[START]

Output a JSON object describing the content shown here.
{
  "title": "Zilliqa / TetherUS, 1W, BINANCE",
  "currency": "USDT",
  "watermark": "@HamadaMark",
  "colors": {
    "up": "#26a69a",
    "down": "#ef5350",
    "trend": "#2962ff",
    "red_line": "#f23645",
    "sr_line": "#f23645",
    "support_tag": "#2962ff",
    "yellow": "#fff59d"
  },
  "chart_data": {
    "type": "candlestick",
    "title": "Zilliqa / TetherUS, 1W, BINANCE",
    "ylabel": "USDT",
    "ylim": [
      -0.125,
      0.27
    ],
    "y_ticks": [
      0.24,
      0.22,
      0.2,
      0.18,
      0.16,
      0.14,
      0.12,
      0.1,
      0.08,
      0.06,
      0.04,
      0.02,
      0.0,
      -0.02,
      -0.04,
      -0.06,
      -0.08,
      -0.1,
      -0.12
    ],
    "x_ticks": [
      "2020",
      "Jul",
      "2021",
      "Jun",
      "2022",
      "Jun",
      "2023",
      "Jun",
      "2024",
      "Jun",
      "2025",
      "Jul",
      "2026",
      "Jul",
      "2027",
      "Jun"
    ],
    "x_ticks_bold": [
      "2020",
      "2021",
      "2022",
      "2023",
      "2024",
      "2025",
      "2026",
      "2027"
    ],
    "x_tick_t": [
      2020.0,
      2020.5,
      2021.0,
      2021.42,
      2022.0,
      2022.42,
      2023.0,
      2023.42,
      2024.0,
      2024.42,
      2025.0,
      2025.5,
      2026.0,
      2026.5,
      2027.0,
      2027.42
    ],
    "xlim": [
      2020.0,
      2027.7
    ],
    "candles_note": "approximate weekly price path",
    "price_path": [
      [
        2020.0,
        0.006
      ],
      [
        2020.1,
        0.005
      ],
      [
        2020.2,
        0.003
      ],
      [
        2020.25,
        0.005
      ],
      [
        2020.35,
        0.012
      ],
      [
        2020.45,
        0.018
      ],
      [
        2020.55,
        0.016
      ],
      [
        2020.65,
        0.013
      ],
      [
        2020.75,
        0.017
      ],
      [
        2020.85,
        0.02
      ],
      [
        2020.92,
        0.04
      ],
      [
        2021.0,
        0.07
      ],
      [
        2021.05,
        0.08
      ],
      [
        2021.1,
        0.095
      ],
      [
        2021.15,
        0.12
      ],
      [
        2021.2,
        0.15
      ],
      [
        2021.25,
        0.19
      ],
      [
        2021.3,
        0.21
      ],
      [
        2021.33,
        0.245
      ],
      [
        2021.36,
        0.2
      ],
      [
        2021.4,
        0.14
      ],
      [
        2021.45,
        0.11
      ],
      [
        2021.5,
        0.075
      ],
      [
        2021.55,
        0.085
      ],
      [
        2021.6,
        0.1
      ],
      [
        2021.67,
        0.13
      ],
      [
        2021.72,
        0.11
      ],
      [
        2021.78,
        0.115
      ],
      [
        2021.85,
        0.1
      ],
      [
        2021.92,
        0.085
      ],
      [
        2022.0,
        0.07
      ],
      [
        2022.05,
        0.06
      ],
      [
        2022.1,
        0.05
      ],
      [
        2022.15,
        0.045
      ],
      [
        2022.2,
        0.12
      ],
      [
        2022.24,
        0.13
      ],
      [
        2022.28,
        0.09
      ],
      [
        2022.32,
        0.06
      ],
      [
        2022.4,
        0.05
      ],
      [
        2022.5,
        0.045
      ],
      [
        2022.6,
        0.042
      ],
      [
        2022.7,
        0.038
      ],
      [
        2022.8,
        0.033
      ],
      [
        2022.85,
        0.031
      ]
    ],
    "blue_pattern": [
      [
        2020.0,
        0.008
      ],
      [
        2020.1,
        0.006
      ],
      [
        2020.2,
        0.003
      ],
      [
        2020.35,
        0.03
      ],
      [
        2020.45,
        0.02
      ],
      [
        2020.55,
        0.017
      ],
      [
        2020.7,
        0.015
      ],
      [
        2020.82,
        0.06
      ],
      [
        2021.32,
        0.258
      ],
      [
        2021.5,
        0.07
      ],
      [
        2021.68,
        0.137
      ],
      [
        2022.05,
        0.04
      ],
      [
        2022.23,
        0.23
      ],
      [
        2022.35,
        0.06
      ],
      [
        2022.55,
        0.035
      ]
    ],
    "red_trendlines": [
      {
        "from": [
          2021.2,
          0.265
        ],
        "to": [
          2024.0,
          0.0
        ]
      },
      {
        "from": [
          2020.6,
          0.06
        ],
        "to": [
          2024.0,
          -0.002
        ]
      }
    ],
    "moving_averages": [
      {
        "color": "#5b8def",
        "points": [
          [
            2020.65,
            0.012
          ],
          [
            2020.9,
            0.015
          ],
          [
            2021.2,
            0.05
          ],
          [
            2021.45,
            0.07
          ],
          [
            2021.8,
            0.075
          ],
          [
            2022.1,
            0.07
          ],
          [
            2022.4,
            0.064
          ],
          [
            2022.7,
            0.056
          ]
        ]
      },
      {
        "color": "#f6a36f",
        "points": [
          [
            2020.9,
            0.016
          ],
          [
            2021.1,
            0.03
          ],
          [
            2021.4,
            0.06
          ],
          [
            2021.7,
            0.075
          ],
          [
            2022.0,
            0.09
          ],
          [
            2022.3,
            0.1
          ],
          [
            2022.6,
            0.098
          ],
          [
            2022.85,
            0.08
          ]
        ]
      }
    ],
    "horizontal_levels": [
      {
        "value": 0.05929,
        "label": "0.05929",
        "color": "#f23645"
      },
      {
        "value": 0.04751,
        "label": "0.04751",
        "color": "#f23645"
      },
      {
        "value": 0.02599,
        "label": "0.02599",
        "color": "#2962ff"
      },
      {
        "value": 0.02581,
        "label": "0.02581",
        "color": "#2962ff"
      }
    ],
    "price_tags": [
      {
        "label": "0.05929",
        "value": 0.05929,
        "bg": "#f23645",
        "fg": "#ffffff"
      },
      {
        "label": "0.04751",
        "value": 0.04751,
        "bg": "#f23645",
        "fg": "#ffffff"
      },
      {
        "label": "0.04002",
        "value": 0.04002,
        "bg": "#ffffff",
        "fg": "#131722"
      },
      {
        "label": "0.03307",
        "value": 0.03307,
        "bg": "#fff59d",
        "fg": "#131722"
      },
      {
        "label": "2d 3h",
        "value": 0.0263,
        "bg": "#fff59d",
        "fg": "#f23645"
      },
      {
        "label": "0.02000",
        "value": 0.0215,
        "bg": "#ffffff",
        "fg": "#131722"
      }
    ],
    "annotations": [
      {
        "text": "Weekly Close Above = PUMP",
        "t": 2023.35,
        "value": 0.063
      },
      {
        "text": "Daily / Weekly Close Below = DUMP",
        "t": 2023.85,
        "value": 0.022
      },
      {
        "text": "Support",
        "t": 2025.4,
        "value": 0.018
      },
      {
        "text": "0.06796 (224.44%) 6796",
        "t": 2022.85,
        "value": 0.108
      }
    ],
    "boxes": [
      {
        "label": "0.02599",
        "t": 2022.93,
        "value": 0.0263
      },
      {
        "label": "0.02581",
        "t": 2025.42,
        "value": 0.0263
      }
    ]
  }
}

[END]

- EXERCISE -
Whenever "title" turns up in a line, pick that line out.

- PROBLEM SOLUTION -
  "title": "Zilliqa / TetherUS, 1W, BINANCE",
    "title": "Zilliqa / TetherUS, 1W, BINANCE",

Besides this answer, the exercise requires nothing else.